* What is required
Restate every line of the material, word for word.
══ Dataset records
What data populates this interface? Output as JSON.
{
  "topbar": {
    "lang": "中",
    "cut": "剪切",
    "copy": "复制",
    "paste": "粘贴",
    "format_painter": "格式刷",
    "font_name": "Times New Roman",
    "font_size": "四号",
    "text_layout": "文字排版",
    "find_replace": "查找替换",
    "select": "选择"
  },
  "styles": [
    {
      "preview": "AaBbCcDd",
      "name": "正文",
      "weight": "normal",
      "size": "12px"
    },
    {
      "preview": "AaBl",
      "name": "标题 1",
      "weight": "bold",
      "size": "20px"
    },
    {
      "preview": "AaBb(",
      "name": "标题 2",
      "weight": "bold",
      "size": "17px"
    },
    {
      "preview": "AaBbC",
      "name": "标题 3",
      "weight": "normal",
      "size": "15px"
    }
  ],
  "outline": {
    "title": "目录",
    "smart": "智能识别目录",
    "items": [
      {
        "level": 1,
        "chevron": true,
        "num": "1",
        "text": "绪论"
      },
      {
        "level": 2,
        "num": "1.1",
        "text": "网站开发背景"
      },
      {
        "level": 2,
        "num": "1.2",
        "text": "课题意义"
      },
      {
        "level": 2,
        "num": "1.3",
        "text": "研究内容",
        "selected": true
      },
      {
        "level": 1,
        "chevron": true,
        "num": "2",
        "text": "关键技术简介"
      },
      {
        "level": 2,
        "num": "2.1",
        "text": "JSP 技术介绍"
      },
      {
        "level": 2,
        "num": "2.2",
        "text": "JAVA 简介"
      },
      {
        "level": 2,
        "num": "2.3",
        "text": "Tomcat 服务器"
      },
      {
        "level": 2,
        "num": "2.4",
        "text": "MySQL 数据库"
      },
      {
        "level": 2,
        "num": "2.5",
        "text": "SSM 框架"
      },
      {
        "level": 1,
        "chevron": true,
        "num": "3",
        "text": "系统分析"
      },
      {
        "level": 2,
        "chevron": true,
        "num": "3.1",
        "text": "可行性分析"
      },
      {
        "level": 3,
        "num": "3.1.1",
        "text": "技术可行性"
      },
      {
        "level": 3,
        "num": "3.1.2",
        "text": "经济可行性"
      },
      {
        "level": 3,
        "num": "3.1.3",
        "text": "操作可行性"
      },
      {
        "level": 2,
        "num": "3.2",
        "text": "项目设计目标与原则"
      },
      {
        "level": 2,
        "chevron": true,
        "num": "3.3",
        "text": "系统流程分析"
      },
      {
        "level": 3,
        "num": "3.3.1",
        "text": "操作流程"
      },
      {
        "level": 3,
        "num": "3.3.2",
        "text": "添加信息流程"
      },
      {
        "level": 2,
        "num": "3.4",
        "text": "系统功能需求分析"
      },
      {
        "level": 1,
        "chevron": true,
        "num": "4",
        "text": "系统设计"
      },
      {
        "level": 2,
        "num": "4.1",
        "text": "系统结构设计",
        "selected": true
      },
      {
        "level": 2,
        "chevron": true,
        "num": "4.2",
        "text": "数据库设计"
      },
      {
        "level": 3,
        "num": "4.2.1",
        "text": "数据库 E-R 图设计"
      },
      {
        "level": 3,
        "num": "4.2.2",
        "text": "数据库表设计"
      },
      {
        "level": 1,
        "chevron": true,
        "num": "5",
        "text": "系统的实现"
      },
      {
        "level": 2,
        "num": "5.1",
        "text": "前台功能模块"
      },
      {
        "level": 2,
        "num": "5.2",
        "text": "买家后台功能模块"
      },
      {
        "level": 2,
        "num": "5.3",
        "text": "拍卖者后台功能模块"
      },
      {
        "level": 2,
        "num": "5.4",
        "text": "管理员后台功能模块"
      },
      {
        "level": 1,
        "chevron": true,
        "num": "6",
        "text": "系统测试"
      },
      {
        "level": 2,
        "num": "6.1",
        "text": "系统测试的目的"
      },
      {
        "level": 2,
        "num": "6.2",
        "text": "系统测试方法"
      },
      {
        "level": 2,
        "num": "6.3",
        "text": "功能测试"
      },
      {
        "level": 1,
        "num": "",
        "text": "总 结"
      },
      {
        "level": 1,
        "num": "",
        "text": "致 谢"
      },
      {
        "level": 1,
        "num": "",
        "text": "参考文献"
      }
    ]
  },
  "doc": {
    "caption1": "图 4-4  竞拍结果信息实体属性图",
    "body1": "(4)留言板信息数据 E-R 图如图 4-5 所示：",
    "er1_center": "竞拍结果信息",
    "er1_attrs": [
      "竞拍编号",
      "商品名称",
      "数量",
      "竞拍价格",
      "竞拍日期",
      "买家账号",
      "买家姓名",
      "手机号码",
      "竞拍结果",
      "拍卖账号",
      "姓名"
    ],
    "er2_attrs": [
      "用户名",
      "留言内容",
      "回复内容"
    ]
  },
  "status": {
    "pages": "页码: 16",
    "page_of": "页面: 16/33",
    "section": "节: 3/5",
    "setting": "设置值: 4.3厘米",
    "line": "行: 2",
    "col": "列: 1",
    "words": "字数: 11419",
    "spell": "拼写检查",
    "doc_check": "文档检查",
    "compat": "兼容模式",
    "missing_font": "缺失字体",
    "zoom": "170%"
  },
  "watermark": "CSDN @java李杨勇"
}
════
* Written answer
What data populates this interface? Output as JSON.
{
  "topbar": {
    "lang": "中",
    "cut": "剪切",
    "copy": "复制",
    "paste": "粘贴",
    "format_painter": "格式刷",
    "font_name": "Times New Roman",
    "font_size": "四号",
    "text_layout": "文字排版",
    "find_replace": "查找替换",
    "select": "选择"
  },
  "styles": [
    {
      "preview": "AaBbCcDd",
      "name": "正文",
      "weight": "normal",
      "size": "12px"
    },
    {
      "preview": "AaBl",
      "name": "标题 1",
      "weight": "bold",
      "size": "20px"
    },
    {
      "preview": "AaBb(",
      "name": "标题 2",
      "weight": "bold",
      "size": "17px"
    },
    {
      "preview": "AaBbC",
      "name": "标题 3",
      "weight": "normal",
      "size": "15px"
    }
  ],
  "outline": {
    "title": "目录",
    "smart": "智能识别目录",
    "items": [
      {
        "level": 1,
        "chevron": true,
        "num": "1",
        "text": "绪论"
      },
      {
        "level": 2,
        "num": "1.1",
        "text": "网站开发背景"
      },
      {
        "level": 2,
        "num": "1.2",
        "text": "课题意义"
      },
      {
        "level": 2,
        "num": "1.3",
        "text": "研究内容",
        "selected": true
      },
      {
        "level": 1,
        "chevron": true,
        "num": "2",
        "text": "关键技术简介"
      },
      {
        "level": 2,
        "num": "2.1",
        "text": "JSP 技术介绍"
      },
      {
        "level": 2,
        "num": "2.2",
        "text": "JAVA 简介"
      },
      {
        "level": 2,
        "num": "2.3",
        "text": "Tomcat 服务器"
      },
      {
        "level": 2,
        "num": "2.4",
        "text": "MySQL 数据库"
      },
      {
        "level": 2,
        "num": "2.5",
        "text": "SSM 框架"
      },
      {
        "level": 1,
        "chevron": true,
        "num": "3",
        "text": "系统分析"
      },
      {
        "level": 2,
        "chevron": true,
        "num": "3.1",
        "text": "可行性分析"
      },
      {
        "level": 3,
        "num": "3.1.1",
        "text": "技术可行性"
      },
      {
        "level": 3,
        "num": "3.1.2",
        "text": "经济可行性"
      },
      {
        "level": 3,
        "num": "3.1.3",
        "text": "操作可行性"
      },
      {
        "level": 2,
        "num": "3.2",
        "text": "项目设计目标与原则"
      },
      {
        "level": 2,
        "chevron": true,
        "num": "3.3",
        "text": "系统流程分析"
      },
      {
        "level": 3,
        "num": "3.3.1",
        "text": "操作流程"
      },
      {
        "level": 3,
        "num": "3.3.2",
        "text": "添加信息流程"
      },
      {
        "level": 2,
        "num": "3.4",
        "text": "系统功能需求分析"
      },
      {
        "level": 1,
        "chevron": true,
        "num": "4",
        "text": "系统设计"
      },
      {
        "level": 2,
        "num": "4.1",
        "text": "系统结构设计",
        "selected": true
      },
      {
        "level": 2,
        "chevron": true,
        "num": "4.2",
        "text": "数据库设计"
      },
      {
        "level": 3,
        "num": "4.2.1",
        "text": "数据库 E-R 图设计"
      },
      {
        "level": 3,
        "num": "4.2.2",
        "text": "数据库表设计"
      },
      {
        "level": 1,
        "chevron": true,
        "num": "5",
        "text": "系统的实现"
      },
      {
        "level": 2,
        "num": "5.1",
        "text": "前台功能模块"
      },
      {
        "level": 2,
        "num": "5.2",
        "text": "买家后台功能模块"
      },
      {
        "level": 2,
        "num": "5.3",
        "text": "拍卖者后台功能模块"
      },
      {
        "level": 2,
        "num": "5.4",
        "text": "管理员后台功能模块"
      },
      {
        "level": 1,
        "chevron": true,
        "num": "6",
        "text": "系统测试"
      },
      {
        "level": 2,
        "num": "6.1",
        "text": "系统测试的目的"
      },
      {
        "level": 2,
        "num": "6.2",
        "text": "系统测试方法"
      },
      {
        "level": 2,
        "num": "6.3",
        "text": "功能测试"
      },
      {
        "level": 1,
        "num": "",
        "text": "总 结"
      },
      {
        "level": 1,
        "num": "",
        "text": "致 谢"
      },
      {
        "level": 1,
        "num": "",
        "text": "参考文献"
      }
    ]
  },
  "doc": {
    "caption1": "图 4-4  竞拍结果信息实体属性图",
    "body1": "(4)留言板信息数据 E-R 图如图 4-5 所示：",
    "er1_center": "竞拍结果信息",
    "er1_attrs": [
      "竞拍编号",
      "商品名称",
      "数量",
      "竞拍价格",
      "竞拍日期",
      "买家账号",
      "买家姓名",
      "手机号码",
      "竞拍结果",
      "拍卖账号",
      "姓名"
    ],
    "er2_attrs": [
      "用户名",
      "留言内容",
      "回复内容"
    ]
  },
  "status": {
    "pages": "页码: 16",
    "page_of": "页面: 16/33",
    "section": "节: 3/5",
    "setting": "设置值: 4.3厘米",
    "line": "行: 2",
    "col": "列: 1",
    "words": "字数: 11419",
    "spell": "拼写检查",
    "doc_check": "文档检查",
    "compat": "兼容模式",
    "missing_font": "缺失字体",
    "zoom": "170%"
  },
  "watermark": "CSDN @java李杨勇"
}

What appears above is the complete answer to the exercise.